Data for this task.

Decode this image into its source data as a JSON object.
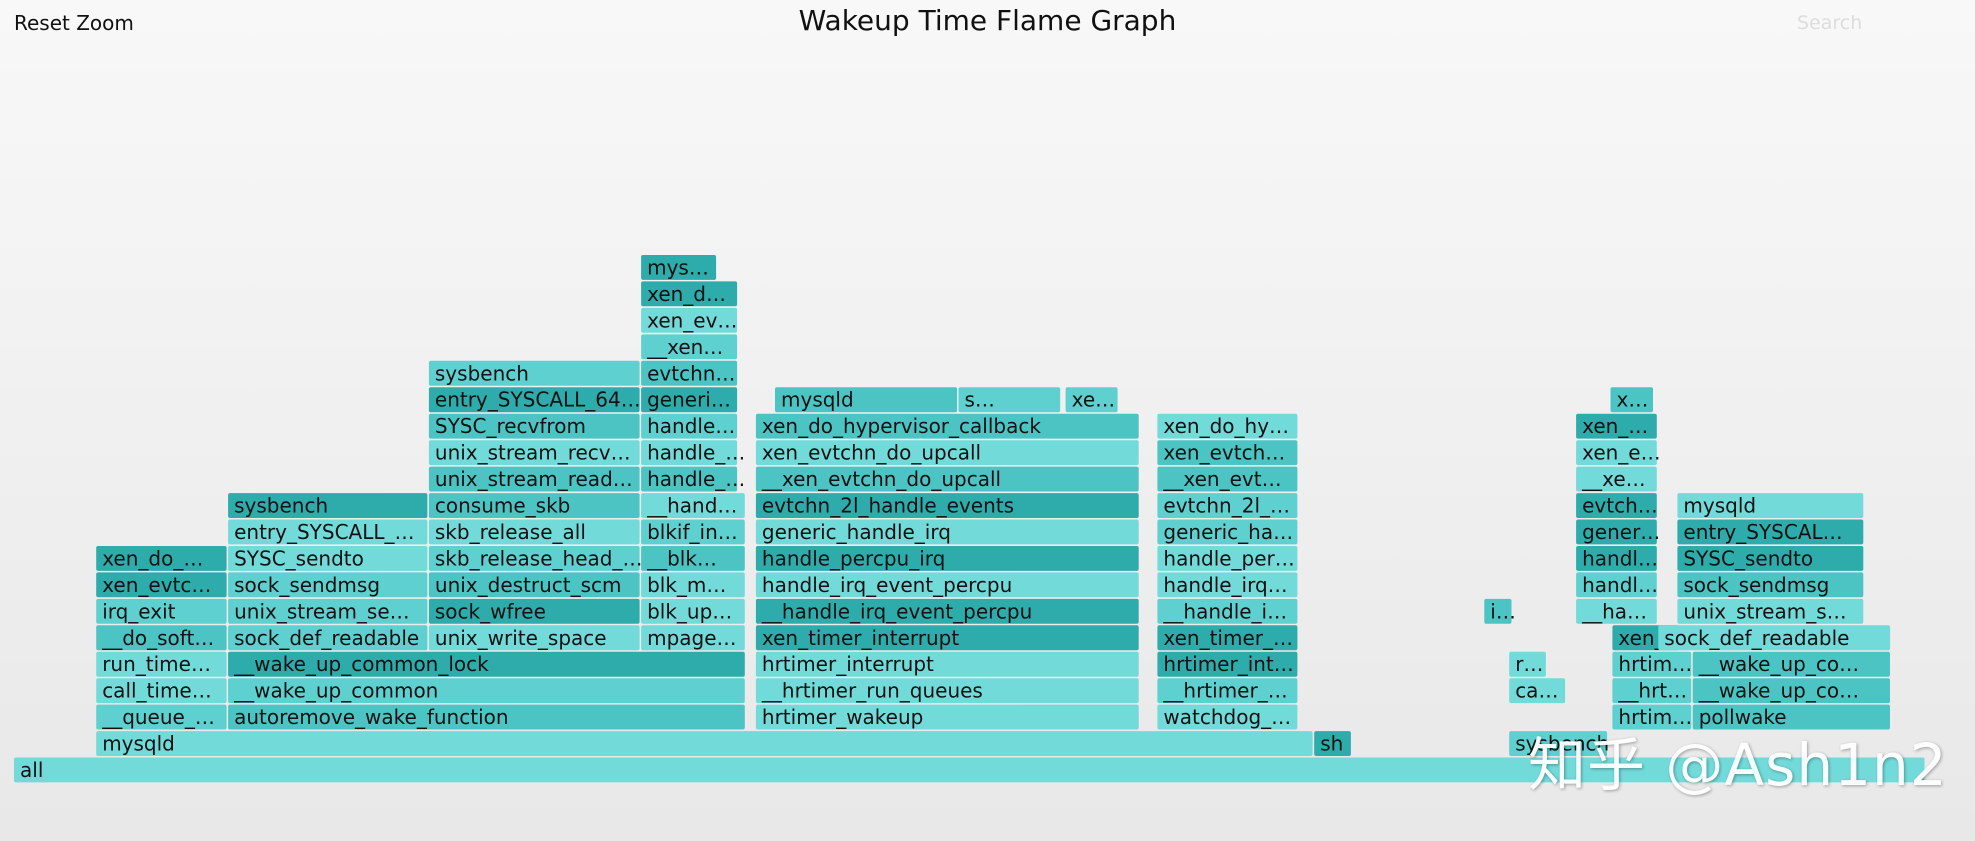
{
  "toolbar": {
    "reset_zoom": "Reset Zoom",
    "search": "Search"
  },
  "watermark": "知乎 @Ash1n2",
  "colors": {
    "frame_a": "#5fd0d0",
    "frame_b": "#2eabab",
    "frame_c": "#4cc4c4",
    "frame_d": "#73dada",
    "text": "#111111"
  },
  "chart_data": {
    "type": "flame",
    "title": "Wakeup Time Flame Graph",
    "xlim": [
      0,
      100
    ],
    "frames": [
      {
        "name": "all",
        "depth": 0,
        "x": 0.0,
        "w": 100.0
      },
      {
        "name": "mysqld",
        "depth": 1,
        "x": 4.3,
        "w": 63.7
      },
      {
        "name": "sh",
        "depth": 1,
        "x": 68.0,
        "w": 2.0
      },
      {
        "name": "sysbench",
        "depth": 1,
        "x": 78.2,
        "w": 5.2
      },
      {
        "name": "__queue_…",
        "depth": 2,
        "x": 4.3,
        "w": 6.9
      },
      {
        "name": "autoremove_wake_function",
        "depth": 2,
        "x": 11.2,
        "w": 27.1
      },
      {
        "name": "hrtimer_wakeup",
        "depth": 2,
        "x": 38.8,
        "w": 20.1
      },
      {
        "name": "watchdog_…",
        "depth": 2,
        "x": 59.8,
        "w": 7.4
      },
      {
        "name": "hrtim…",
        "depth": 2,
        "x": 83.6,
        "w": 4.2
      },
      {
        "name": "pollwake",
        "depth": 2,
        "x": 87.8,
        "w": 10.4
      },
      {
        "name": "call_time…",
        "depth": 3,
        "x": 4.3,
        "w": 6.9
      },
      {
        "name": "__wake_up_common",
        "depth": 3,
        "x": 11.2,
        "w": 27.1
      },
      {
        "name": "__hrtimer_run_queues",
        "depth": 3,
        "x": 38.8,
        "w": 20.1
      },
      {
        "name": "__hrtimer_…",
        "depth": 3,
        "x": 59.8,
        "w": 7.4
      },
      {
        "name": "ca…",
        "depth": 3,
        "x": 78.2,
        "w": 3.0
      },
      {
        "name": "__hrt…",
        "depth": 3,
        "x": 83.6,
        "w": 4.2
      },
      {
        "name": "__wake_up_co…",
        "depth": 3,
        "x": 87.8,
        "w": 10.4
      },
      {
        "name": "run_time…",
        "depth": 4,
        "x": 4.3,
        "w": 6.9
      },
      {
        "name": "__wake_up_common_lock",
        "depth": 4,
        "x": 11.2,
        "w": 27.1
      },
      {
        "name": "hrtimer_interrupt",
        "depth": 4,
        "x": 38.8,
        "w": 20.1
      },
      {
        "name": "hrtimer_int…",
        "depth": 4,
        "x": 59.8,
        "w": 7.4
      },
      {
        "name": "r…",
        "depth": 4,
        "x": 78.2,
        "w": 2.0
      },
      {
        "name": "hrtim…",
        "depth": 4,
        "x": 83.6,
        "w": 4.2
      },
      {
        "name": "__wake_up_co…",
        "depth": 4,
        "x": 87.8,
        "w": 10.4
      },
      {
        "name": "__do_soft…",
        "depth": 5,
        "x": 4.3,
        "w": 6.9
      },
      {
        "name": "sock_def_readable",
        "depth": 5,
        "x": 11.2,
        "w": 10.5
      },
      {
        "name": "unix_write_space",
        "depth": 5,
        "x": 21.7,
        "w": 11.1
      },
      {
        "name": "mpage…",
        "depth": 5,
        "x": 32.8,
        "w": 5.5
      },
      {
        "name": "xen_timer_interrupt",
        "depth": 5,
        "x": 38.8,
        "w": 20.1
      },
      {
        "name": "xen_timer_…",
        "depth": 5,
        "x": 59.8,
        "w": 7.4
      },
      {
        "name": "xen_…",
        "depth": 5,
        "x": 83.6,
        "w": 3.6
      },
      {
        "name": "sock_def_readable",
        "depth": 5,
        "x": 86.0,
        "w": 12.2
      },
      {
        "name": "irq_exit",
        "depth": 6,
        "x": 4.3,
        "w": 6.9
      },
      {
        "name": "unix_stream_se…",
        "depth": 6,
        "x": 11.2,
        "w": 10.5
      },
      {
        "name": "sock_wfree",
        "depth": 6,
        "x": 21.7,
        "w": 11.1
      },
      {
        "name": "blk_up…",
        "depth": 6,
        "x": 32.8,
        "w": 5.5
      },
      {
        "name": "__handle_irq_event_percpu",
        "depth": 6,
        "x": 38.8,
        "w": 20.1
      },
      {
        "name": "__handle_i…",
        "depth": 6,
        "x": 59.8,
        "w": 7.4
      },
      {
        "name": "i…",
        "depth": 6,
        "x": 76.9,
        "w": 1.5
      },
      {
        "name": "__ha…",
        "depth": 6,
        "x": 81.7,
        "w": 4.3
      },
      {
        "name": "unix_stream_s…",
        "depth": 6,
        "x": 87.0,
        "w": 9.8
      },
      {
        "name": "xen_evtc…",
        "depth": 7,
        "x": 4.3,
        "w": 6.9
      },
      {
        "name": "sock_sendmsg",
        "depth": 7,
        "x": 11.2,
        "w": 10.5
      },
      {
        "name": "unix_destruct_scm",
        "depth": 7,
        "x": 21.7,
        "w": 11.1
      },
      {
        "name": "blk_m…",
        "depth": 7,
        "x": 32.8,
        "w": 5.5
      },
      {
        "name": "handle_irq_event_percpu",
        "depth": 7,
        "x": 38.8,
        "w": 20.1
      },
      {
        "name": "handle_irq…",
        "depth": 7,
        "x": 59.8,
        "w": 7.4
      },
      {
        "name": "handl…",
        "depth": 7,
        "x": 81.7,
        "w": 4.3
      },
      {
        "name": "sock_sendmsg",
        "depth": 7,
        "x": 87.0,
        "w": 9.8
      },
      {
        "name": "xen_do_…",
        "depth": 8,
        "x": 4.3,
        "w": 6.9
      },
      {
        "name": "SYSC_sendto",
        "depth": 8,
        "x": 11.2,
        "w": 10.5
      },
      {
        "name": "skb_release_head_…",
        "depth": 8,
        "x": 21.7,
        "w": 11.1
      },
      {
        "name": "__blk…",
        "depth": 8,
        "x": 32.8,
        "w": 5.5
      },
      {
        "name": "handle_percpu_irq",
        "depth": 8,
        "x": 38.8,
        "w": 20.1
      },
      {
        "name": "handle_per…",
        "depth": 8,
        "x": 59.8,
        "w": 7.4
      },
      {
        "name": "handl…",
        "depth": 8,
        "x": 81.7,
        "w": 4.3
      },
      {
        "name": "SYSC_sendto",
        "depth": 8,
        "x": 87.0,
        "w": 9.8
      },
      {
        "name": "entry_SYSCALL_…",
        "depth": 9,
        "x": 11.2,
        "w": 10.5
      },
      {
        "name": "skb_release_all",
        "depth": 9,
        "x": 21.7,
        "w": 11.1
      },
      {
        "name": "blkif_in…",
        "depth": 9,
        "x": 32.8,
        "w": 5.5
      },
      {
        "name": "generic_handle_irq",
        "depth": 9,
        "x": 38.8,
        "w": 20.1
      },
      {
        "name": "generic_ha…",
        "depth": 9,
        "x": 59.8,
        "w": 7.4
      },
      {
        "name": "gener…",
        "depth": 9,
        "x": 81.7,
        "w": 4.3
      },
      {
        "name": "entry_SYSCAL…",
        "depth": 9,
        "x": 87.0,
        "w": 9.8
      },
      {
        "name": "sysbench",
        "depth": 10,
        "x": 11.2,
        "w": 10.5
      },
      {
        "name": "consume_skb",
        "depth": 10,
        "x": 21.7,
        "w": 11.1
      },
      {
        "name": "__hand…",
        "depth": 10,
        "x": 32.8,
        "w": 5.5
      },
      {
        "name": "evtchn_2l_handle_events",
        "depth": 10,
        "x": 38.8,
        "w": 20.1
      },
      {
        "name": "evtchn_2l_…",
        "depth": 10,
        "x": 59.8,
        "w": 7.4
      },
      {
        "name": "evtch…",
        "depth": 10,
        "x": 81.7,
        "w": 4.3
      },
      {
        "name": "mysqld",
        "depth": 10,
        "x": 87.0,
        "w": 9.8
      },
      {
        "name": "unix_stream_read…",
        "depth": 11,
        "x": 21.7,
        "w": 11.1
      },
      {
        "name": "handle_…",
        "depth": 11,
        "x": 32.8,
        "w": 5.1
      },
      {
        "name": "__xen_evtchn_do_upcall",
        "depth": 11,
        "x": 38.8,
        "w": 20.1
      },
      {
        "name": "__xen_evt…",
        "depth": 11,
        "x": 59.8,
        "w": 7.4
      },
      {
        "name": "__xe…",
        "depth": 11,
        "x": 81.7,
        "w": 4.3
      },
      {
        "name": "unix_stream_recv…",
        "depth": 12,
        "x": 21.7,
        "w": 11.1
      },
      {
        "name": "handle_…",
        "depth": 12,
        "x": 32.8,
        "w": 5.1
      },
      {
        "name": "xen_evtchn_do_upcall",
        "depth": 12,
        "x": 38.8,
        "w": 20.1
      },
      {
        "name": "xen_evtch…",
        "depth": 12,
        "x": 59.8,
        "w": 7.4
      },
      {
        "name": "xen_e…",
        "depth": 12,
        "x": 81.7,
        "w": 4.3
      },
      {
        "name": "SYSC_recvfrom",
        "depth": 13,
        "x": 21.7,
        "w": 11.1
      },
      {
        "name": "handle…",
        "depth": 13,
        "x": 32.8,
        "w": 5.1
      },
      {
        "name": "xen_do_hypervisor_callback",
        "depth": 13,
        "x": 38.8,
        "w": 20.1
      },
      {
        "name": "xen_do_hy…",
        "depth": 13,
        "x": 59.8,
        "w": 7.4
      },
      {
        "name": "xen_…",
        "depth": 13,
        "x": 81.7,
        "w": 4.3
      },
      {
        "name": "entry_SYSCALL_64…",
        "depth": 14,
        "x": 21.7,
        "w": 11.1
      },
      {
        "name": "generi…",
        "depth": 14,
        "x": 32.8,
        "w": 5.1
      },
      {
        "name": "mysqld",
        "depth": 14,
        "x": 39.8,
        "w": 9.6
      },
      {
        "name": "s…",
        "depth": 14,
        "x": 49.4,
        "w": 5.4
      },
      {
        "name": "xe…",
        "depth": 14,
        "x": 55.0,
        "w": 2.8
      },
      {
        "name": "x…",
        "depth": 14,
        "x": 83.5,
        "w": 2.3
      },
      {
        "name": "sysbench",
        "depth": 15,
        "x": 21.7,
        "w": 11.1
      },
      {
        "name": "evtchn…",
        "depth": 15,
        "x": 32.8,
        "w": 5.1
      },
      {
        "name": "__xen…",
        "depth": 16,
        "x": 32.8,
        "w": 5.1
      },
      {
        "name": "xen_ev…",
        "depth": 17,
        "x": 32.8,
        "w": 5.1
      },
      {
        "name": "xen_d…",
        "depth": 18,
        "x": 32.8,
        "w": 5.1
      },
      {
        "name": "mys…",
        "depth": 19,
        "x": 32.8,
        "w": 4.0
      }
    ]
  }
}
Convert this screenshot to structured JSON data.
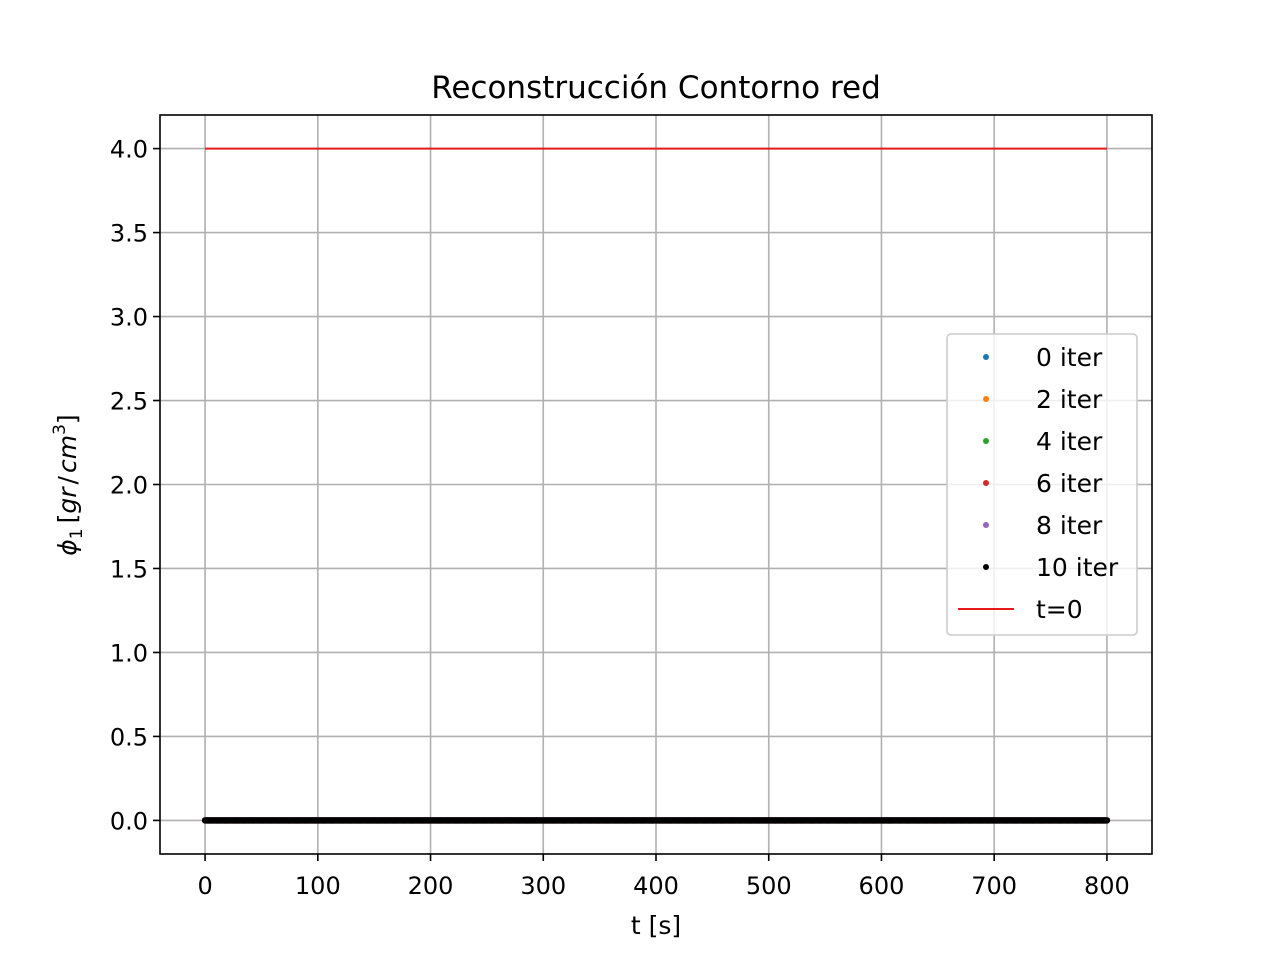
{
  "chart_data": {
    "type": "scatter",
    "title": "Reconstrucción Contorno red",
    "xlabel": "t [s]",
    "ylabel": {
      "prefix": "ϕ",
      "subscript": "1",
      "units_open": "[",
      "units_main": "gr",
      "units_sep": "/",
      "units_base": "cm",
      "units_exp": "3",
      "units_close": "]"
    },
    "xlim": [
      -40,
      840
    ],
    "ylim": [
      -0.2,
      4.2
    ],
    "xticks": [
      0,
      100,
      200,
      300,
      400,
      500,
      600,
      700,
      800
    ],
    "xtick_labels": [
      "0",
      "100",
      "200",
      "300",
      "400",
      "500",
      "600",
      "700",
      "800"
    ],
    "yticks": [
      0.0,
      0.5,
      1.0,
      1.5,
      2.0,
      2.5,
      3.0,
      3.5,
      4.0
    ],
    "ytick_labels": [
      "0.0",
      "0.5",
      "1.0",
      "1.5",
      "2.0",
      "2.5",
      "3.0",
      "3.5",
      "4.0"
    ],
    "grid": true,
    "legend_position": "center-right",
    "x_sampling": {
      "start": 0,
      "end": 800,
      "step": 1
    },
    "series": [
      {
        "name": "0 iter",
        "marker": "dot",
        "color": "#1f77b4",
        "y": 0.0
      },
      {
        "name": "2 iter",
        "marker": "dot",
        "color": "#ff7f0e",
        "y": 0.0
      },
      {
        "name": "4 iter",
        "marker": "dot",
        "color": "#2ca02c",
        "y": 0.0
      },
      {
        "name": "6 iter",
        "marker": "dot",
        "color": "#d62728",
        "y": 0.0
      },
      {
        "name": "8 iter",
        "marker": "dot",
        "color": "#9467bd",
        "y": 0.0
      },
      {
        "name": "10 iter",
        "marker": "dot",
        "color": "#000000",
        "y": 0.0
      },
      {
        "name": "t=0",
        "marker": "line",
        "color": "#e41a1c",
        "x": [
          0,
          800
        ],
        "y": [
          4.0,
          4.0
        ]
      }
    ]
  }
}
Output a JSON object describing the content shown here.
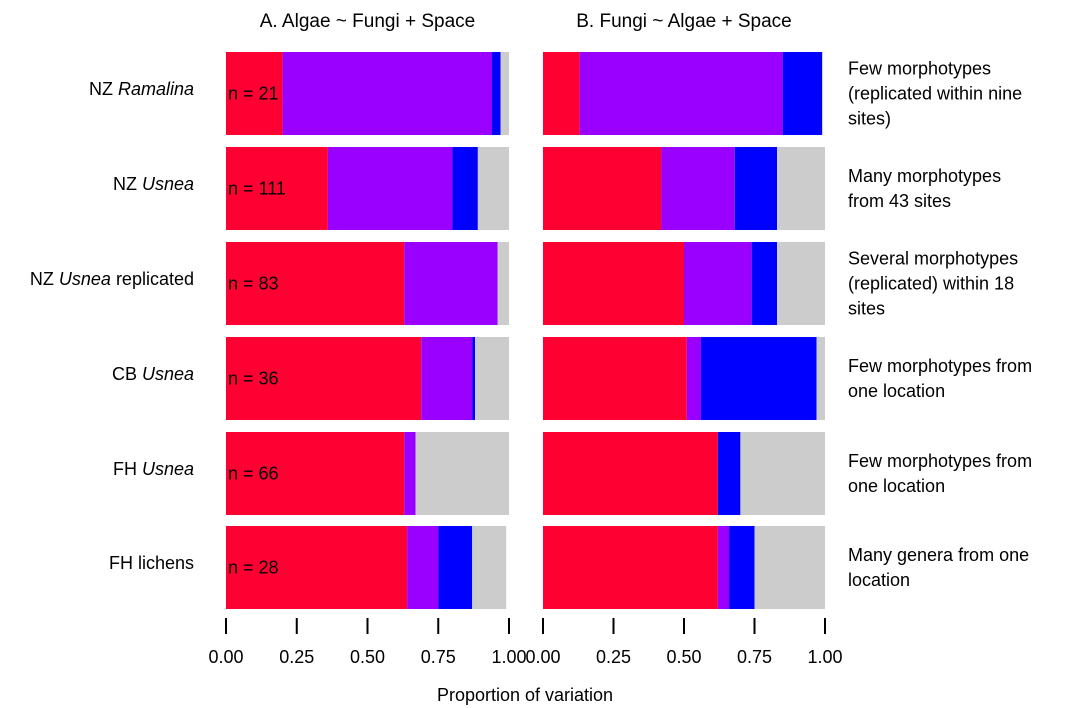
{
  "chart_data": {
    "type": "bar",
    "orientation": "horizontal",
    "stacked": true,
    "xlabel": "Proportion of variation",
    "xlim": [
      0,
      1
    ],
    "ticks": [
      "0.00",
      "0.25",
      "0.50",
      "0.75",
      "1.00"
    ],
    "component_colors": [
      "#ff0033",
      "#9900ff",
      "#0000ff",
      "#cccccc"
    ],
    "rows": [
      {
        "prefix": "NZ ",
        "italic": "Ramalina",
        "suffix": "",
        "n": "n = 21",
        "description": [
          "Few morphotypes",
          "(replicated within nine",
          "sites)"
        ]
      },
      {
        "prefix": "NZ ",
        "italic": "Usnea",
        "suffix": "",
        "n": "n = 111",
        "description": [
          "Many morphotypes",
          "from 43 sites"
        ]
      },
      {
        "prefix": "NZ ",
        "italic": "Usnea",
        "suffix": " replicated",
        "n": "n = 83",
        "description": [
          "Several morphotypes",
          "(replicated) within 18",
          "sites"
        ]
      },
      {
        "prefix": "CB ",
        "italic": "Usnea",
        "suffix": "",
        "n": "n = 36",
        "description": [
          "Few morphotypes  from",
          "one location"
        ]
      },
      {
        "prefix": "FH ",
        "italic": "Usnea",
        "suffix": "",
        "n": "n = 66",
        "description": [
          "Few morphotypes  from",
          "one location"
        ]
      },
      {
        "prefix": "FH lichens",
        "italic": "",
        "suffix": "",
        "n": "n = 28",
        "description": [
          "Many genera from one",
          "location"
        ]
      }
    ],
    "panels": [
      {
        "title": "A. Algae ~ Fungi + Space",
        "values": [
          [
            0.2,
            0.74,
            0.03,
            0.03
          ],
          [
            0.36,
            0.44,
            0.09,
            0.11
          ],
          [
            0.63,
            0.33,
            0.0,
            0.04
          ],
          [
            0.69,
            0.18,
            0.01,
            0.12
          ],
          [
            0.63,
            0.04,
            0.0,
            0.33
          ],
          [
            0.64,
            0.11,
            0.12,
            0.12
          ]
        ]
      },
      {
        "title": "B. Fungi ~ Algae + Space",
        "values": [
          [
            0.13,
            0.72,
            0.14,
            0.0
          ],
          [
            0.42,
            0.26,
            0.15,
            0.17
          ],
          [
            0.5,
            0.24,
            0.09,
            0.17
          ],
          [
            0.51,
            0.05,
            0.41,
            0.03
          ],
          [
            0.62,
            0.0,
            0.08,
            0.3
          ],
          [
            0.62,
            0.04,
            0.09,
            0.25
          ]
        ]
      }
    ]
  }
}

What is being asked.
Go through the records and copy each line with "morphotypes" in it.

Worked answer.
          "Few morphotypes",
          "Many morphotypes",
          "Several morphotypes",
          "Few morphotypes  from",
          "Few morphotypes  from",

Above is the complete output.